> **Written problem**
Please format the lines of all the records below as a numbered list, leaving out any blank lines.

─── Provided material

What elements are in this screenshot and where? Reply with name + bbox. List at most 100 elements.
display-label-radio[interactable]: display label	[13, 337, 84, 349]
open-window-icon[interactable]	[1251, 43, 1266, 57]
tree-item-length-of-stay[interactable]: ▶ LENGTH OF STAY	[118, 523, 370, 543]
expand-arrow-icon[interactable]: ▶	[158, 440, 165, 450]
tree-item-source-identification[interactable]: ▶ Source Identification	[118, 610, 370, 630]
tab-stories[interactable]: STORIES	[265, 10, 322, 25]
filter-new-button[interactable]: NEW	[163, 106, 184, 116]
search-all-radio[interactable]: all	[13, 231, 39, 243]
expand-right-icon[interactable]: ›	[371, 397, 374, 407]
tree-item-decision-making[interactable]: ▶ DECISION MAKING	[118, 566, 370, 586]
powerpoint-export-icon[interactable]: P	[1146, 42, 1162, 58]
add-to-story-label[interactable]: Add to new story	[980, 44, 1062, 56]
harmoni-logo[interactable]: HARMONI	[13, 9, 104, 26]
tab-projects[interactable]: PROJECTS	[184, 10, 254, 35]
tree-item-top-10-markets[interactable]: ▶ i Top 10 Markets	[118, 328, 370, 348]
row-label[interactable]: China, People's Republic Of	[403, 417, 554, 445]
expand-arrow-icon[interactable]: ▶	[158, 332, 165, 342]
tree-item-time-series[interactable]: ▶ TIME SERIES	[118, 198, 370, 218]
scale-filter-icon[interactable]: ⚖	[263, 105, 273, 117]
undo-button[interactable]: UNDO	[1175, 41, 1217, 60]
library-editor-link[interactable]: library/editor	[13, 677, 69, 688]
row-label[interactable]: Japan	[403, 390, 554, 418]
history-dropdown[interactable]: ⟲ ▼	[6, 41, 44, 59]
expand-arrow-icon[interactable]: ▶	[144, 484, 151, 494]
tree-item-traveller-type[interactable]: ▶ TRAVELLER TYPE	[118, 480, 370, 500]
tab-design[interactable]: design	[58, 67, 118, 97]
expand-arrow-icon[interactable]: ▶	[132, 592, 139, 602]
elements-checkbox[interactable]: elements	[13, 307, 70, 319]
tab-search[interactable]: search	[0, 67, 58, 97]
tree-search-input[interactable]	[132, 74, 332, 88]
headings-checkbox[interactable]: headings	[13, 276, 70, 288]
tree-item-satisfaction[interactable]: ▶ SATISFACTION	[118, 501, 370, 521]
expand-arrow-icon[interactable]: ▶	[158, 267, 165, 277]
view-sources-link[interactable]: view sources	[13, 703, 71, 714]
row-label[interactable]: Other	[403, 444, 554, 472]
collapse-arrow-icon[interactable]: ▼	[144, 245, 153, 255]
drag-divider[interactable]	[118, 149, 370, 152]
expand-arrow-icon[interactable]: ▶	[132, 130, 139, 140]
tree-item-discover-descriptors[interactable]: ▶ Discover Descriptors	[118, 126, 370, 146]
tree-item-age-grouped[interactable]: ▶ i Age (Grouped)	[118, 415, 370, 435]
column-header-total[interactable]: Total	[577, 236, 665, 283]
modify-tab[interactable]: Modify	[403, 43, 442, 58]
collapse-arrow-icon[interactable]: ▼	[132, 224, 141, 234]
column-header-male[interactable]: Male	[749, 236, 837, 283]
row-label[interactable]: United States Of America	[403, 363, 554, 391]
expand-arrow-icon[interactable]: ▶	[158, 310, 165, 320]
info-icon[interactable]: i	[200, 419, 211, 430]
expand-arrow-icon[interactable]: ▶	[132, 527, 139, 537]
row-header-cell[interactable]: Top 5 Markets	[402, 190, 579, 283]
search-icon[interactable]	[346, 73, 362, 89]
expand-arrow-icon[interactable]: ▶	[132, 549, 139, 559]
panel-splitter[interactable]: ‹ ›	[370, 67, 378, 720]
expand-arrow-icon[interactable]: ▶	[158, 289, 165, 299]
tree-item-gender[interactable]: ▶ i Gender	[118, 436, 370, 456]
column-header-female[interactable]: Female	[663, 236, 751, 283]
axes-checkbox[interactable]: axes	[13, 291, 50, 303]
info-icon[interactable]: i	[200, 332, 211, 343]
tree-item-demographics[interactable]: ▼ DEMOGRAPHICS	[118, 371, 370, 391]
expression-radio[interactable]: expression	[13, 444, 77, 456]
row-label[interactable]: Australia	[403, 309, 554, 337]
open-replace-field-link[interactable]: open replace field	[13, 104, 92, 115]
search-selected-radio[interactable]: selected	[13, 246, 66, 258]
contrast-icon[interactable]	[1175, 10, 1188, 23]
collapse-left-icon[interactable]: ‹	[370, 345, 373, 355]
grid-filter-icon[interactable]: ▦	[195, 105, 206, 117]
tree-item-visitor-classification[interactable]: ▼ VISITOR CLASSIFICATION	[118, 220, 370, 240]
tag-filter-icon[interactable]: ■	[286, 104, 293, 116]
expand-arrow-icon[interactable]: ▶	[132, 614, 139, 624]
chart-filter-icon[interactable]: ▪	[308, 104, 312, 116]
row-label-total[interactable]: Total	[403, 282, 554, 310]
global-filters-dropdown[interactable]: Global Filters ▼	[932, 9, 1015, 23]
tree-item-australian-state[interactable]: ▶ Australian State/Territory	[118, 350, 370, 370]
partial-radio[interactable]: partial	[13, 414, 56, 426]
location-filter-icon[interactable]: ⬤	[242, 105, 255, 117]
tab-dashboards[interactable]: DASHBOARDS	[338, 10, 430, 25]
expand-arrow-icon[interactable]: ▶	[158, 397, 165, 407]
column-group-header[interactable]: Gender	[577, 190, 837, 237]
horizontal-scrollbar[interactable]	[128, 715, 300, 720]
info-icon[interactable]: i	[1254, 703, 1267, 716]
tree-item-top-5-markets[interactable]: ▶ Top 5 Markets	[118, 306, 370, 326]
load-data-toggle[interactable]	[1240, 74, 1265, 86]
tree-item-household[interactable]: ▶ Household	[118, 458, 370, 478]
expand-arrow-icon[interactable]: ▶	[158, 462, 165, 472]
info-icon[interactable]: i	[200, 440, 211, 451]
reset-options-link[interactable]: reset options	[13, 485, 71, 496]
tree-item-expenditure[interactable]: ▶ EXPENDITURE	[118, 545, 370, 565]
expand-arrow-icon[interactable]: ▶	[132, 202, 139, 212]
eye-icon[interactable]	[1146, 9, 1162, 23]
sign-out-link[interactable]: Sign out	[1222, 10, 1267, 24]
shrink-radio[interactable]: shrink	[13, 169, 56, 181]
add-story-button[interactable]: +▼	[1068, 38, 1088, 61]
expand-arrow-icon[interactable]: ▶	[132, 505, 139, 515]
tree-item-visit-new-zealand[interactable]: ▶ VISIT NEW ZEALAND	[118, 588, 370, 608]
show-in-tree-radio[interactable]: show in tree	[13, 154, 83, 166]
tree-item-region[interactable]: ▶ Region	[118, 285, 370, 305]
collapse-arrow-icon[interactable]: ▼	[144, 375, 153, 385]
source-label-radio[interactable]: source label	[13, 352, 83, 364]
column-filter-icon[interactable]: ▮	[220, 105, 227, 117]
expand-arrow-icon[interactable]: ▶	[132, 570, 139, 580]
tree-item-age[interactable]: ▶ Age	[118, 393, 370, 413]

──────

> **Task result**
1. What elements are in this screenshot and where? Reply with name + bbox. List at most 100 elements.
2. display-label-radio[interactable]: display label	[13, 337, 84, 349]
3. open-window-icon[interactable]	[1251, 43, 1266, 57]
4. tree-item-length-of-stay[interactable]: ▶ LENGTH OF STAY	[118, 523, 370, 543]
5. expand-arrow-icon[interactable]: ▶	[158, 440, 165, 450]
6. tree-item-source-identification[interactable]: ▶ Source Identification	[118, 610, 370, 630]
7. tab-stories[interactable]: STORIES	[265, 10, 322, 25]
8. filter-new-button[interactable]: NEW	[163, 106, 184, 116]
9. search-all-radio[interactable]: all	[13, 231, 39, 243]
10. expand-right-icon[interactable]: ›	[371, 397, 374, 407]
11. tree-item-decision-making[interactable]: ▶ DECISION MAKING	[118, 566, 370, 586]
12. powerpoint-export-icon[interactable]: P	[1146, 42, 1162, 58]
13. add-to-story-label[interactable]: Add to new story	[980, 44, 1062, 56]
14. harmoni-logo[interactable]: HARMONI	[13, 9, 104, 26]
15. tab-projects[interactable]: PROJECTS	[184, 10, 254, 35]
16. tree-item-top-10-markets[interactable]: ▶ i Top 10 Markets	[118, 328, 370, 348]
17. row-label[interactable]: China, People's Republic Of	[403, 417, 554, 445]
18. expand-arrow-icon[interactable]: ▶	[158, 332, 165, 342]
19. tree-item-time-series[interactable]: ▶ TIME SERIES	[118, 198, 370, 218]
20. scale-filter-icon[interactable]: ⚖	[263, 105, 273, 117]
21. undo-button[interactable]: UNDO	[1175, 41, 1217, 60]
22. library-editor-link[interactable]: library/editor	[13, 677, 69, 688]
23. row-label[interactable]: Japan	[403, 390, 554, 418]
24. history-dropdown[interactable]: ⟲ ▼	[6, 41, 44, 59]
25. expand-arrow-icon[interactable]: ▶	[144, 484, 151, 494]
26. tree-item-traveller-type[interactable]: ▶ TRAVELLER TYPE	[118, 480, 370, 500]
27. tab-design[interactable]: design	[58, 67, 118, 97]
28. expand-arrow-icon[interactable]: ▶	[132, 592, 139, 602]
29. elements-checkbox[interactable]: elements	[13, 307, 70, 319]
30. tab-search[interactable]: search	[0, 67, 58, 97]
31. tree-search-input[interactable]	[132, 74, 332, 88]
32. headings-checkbox[interactable]: headings	[13, 276, 70, 288]
33. tree-item-satisfaction[interactable]: ▶ SATISFACTION	[118, 501, 370, 521]
34. expand-arrow-icon[interactable]: ▶	[158, 267, 165, 277]
35. view-sources-link[interactable]: view sources	[13, 703, 71, 714]
36. row-label[interactable]: Other	[403, 444, 554, 472]
37. collapse-arrow-icon[interactable]: ▼	[144, 245, 153, 255]
38. drag-divider[interactable]	[118, 149, 370, 152]
39. expand-arrow-icon[interactable]: ▶	[132, 130, 139, 140]
40. tree-item-discover-descriptors[interactable]: ▶ Discover Descriptors	[118, 126, 370, 146]
41. tree-item-age-grouped[interactable]: ▶ i Age (Grouped)	[118, 415, 370, 435]
42. column-header-total[interactable]: Total	[577, 236, 665, 283]
43. modify-tab[interactable]: Modify	[403, 43, 442, 58]
44. collapse-arrow-icon[interactable]: ▼	[132, 224, 141, 234]
45. column-header-male[interactable]: Male	[749, 236, 837, 283]
46. row-label[interactable]: United States Of America	[403, 363, 554, 391]
47. expand-arrow-icon[interactable]: ▶	[158, 310, 165, 320]
48. info-icon[interactable]: i	[200, 419, 211, 430]
49. expand-arrow-icon[interactable]: ▶	[132, 527, 139, 537]
50. row-header-cell[interactable]: Top 5 Markets	[402, 190, 579, 283]
51. search-icon[interactable]	[346, 73, 362, 89]
52. expand-arrow-icon[interactable]: ▶	[132, 549, 139, 559]
53. panel-splitter[interactable]: ‹ ›	[370, 67, 378, 720]
54. expand-arrow-icon[interactable]: ▶	[158, 289, 165, 299]
55. tree-item-gender[interactable]: ▶ i Gender	[118, 436, 370, 456]
56. column-header-female[interactable]: Female	[663, 236, 751, 283]
57. axes-checkbox[interactable]: axes	[13, 291, 50, 303]
58. info-icon[interactable]: i	[200, 332, 211, 343]
59. tree-item-demographics[interactable]: ▼ DEMOGRAPHICS	[118, 371, 370, 391]
60. expression-radio[interactable]: expression	[13, 444, 77, 456]
61. row-label[interactable]: Australia	[403, 309, 554, 337]
62. open-replace-field-link[interactable]: open replace field	[13, 104, 92, 115]
63. search-selected-radio[interactable]: selected	[13, 246, 66, 258]
64. contrast-icon[interactable]	[1175, 10, 1188, 23]
65. collapse-left-icon[interactable]: ‹	[370, 345, 373, 355]
66. grid-filter-icon[interactable]: ▦	[195, 105, 206, 117]
67. tree-item-visitor-classification[interactable]: ▼ VISITOR CLASSIFICATION	[118, 220, 370, 240]
68. tag-filter-icon[interactable]: ■	[286, 104, 293, 116]
69. expand-arrow-icon[interactable]: ▶	[132, 614, 139, 624]
70. chart-filter-icon[interactable]: ▪	[308, 104, 312, 116]
71. row-label-total[interactable]: Total	[403, 282, 554, 310]
72. global-filters-dropdown[interactable]: Global Filters ▼	[932, 9, 1015, 23]
73. tree-item-australian-state[interactable]: ▶ Australian State/Territory	[118, 350, 370, 370]
74. partial-radio[interactable]: partial	[13, 414, 56, 426]
75. location-filter-icon[interactable]: ⬤	[242, 105, 255, 117]
76. tab-dashboards[interactable]: DASHBOARDS	[338, 10, 430, 25]
77. expand-arrow-icon[interactable]: ▶	[158, 397, 165, 407]
78. column-group-header[interactable]: Gender	[577, 190, 837, 237]
79. horizontal-scrollbar[interactable]	[128, 715, 300, 720]
80. info-icon[interactable]: i	[1254, 703, 1267, 716]
81. tree-item-top-5-markets[interactable]: ▶ Top 5 Markets	[118, 306, 370, 326]
82. load-data-toggle[interactable]	[1240, 74, 1265, 86]
83. tree-item-household[interactable]: ▶ Household	[118, 458, 370, 478]
84. expand-arrow-icon[interactable]: ▶	[158, 462, 165, 472]
85. info-icon[interactable]: i	[200, 440, 211, 451]
86. reset-options-link[interactable]: reset options	[13, 485, 71, 496]
87. tree-item-expenditure[interactable]: ▶ EXPENDITURE	[118, 545, 370, 565]
88. expand-arrow-icon[interactable]: ▶	[132, 202, 139, 212]
89. eye-icon[interactable]	[1146, 9, 1162, 23]
90. sign-out-link[interactable]: Sign out	[1222, 10, 1267, 24]
91. shrink-radio[interactable]: shrink	[13, 169, 56, 181]
92. add-story-button[interactable]: +▼	[1068, 38, 1088, 61]
93. expand-arrow-icon[interactable]: ▶	[132, 505, 139, 515]
94. tree-item-visit-new-zealand[interactable]: ▶ VISIT NEW ZEALAND	[118, 588, 370, 608]
95. show-in-tree-radio[interactable]: show in tree	[13, 154, 83, 166]
96. tree-item-region[interactable]: ▶ Region	[118, 285, 370, 305]
97. collapse-arrow-icon[interactable]: ▼	[144, 375, 153, 385]
98. source-label-radio[interactable]: source label	[13, 352, 83, 364]
99. column-filter-icon[interactable]: ▮	[220, 105, 227, 117]
100. expand-arrow-icon[interactable]: ▶	[132, 570, 139, 580]
101. tree-item-age[interactable]: ▶ Age	[118, 393, 370, 413]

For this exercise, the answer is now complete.